*WORK TO COMPLETE*
Which lines have the string "DIFFERENT"? Copy all of them from the entries below.

*Entries taken from a collection*
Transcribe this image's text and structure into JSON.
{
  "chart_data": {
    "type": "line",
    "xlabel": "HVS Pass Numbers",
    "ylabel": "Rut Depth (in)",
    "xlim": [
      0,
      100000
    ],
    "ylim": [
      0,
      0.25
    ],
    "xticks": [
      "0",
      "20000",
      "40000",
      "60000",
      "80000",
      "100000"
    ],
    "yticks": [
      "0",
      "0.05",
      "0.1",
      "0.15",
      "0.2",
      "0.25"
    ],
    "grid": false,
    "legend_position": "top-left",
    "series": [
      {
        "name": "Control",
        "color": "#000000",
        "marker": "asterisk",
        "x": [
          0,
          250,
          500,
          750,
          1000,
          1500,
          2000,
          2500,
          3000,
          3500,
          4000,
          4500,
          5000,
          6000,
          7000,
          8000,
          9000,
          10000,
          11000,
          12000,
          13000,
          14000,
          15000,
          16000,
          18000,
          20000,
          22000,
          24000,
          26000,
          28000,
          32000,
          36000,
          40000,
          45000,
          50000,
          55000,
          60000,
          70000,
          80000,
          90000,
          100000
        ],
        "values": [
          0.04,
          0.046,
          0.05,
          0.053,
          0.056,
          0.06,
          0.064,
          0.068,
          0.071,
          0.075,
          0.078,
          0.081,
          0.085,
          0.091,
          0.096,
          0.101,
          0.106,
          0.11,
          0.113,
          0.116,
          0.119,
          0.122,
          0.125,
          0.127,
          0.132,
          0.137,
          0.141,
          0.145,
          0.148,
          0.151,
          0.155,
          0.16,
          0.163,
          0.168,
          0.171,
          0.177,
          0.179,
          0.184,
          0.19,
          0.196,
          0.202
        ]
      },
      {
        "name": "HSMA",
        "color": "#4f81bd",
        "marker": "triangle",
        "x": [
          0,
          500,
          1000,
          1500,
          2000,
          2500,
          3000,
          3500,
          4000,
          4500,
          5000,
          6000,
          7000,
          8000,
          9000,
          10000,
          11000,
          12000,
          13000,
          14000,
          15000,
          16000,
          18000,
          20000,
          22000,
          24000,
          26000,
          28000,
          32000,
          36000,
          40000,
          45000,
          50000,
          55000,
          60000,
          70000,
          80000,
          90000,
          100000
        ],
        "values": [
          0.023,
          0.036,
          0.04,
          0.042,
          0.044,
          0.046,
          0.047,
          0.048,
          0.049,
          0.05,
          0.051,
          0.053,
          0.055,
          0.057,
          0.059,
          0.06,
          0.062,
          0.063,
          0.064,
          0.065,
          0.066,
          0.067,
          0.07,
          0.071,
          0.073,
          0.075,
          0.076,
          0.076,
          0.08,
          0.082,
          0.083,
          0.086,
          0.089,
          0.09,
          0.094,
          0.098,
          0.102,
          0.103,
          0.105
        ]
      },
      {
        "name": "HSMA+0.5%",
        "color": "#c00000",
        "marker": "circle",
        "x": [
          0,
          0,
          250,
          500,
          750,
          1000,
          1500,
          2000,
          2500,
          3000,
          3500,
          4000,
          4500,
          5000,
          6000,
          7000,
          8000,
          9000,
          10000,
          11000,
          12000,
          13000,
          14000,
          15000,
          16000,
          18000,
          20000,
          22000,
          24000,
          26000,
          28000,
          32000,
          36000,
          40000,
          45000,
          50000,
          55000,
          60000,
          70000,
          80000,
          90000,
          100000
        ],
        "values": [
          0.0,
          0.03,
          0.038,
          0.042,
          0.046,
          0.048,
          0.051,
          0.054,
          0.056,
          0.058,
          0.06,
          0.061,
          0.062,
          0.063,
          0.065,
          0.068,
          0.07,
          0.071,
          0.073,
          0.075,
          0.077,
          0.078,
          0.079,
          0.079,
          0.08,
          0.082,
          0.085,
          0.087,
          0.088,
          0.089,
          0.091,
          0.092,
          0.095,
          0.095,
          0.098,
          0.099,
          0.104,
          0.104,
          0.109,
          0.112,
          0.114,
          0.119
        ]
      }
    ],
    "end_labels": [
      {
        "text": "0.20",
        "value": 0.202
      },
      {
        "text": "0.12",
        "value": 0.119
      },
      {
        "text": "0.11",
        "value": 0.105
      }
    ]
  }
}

==

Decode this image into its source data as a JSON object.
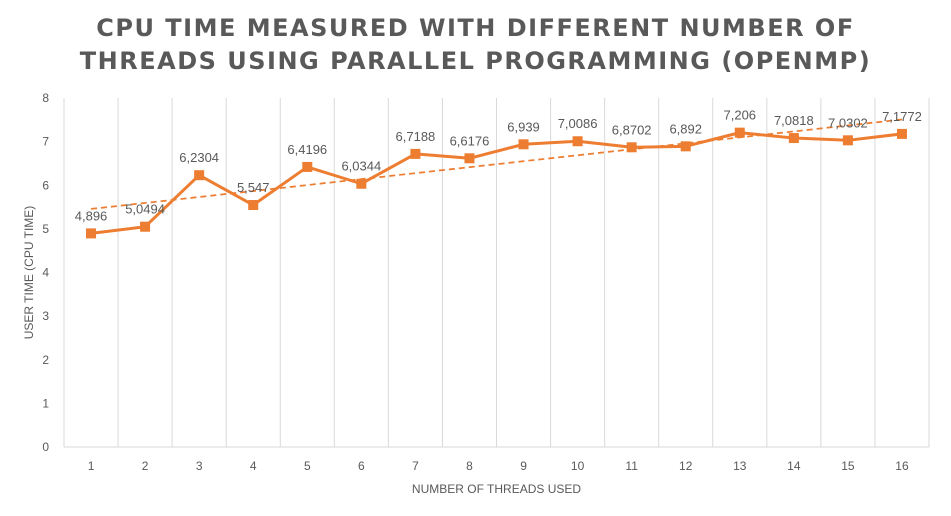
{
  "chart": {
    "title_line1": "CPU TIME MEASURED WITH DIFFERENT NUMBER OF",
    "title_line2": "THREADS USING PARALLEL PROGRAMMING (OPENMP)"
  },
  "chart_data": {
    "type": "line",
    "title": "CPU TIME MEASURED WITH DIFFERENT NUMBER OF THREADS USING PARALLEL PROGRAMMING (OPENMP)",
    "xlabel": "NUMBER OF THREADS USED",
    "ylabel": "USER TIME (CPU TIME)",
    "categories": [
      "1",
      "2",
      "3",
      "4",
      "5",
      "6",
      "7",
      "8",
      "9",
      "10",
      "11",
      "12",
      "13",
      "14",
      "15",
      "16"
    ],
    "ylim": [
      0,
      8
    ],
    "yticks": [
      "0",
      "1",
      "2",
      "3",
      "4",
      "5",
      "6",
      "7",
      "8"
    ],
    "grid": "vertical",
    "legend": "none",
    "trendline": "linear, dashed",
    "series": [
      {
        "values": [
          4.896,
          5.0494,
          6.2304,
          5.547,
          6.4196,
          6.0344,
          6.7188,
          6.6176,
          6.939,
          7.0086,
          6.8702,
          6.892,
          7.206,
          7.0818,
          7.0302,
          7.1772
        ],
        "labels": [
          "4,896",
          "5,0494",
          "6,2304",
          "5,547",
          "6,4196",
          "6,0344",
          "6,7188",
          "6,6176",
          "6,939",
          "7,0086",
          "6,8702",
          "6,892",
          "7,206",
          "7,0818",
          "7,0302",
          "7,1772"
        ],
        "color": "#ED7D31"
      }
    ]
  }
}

*CORRECT OUTPUT*
    "title_line1": "CPU TIME MEASURED WITH DIFFERENT NUMBER OF",
    "title": "CPU TIME MEASURED WITH DIFFERENT NUMBER OF THREADS USING PARALLEL PROGRAMMING (OPENMP)",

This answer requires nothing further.